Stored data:
══════════════════════════════

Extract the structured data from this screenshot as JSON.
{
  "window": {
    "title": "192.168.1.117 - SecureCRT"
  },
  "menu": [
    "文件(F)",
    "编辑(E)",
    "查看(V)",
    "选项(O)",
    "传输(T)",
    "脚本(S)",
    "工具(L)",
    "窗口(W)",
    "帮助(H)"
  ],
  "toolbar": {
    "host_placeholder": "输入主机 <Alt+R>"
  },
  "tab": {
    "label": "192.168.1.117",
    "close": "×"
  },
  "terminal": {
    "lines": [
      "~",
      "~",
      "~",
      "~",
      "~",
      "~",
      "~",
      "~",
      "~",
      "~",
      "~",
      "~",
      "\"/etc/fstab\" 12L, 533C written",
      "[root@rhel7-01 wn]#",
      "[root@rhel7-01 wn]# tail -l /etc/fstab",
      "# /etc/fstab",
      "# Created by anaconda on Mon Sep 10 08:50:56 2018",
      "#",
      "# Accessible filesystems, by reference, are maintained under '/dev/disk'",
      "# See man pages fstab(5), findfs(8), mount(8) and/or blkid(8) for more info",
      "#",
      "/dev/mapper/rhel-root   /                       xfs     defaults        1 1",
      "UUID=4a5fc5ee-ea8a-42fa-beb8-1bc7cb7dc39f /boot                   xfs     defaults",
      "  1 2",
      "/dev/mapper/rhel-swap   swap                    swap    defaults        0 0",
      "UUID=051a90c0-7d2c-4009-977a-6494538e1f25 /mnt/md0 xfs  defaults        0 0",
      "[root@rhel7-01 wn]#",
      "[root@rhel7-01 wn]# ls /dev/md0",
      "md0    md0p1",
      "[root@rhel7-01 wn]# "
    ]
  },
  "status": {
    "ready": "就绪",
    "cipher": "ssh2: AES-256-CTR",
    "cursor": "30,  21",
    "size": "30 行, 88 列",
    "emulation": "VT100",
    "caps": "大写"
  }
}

══════════════════════════════

What you need to do -
All records above must be set down exactly, please.

Correct output -
Extract the structured data from this screenshot as JSON.
{
  "window": {
    "title": "192.168.1.117 - SecureCRT"
  },
  "menu": [
    "文件(F)",
    "编辑(E)",
    "查看(V)",
    "选项(O)",
    "传输(T)",
    "脚本(S)",
    "工具(L)",
    "窗口(W)",
    "帮助(H)"
  ],
  "toolbar": {
    "host_placeholder": "输入主机 <Alt+R>"
  },
  "tab": {
    "label": "192.168.1.117",
    "close": "×"
  },
  "terminal": {
    "lines": [
      "~",
      "~",
      "~",
      "~",
      "~",
      "~",
      "~",
      "~",
      "~",
      "~",
      "~",
      "~",
      "\"/etc/fstab\" 12L, 533C written",
      "[root@rhel7-01 wn]#",
      "[root@rhel7-01 wn]# tail -l /etc/fstab",
      "# /etc/fstab",
      "# Created by anaconda on Mon Sep 10 08:50:56 2018",
      "#",
      "# Accessible filesystems, by reference, are maintained under '/dev/disk'",
      "# See man pages fstab(5), findfs(8), mount(8) and/or blkid(8) for more info",
      "#",
      "/dev/mapper/rhel-root   /                       xfs     defaults        1 1",
      "UUID=4a5fc5ee-ea8a-42fa-beb8-1bc7cb7dc39f /boot                   xfs     defaults",
      "  1 2",
      "/dev/mapper/rhel-swap   swap                    swap    defaults        0 0",
      "UUID=051a90c0-7d2c-4009-977a-6494538e1f25 /mnt/md0 xfs  defaults        0 0",
      "[root@rhel7-01 wn]#",
      "[root@rhel7-01 wn]# ls /dev/md0",
      "md0    md0p1",
      "[root@rhel7-01 wn]# "
    ]
  },
  "status": {
    "ready": "就绪",
    "cipher": "ssh2: AES-256-CTR",
    "cursor": "30,  21",
    "size": "30 行, 88 列",
    "emulation": "VT100",
    "caps": "大写"
  }
}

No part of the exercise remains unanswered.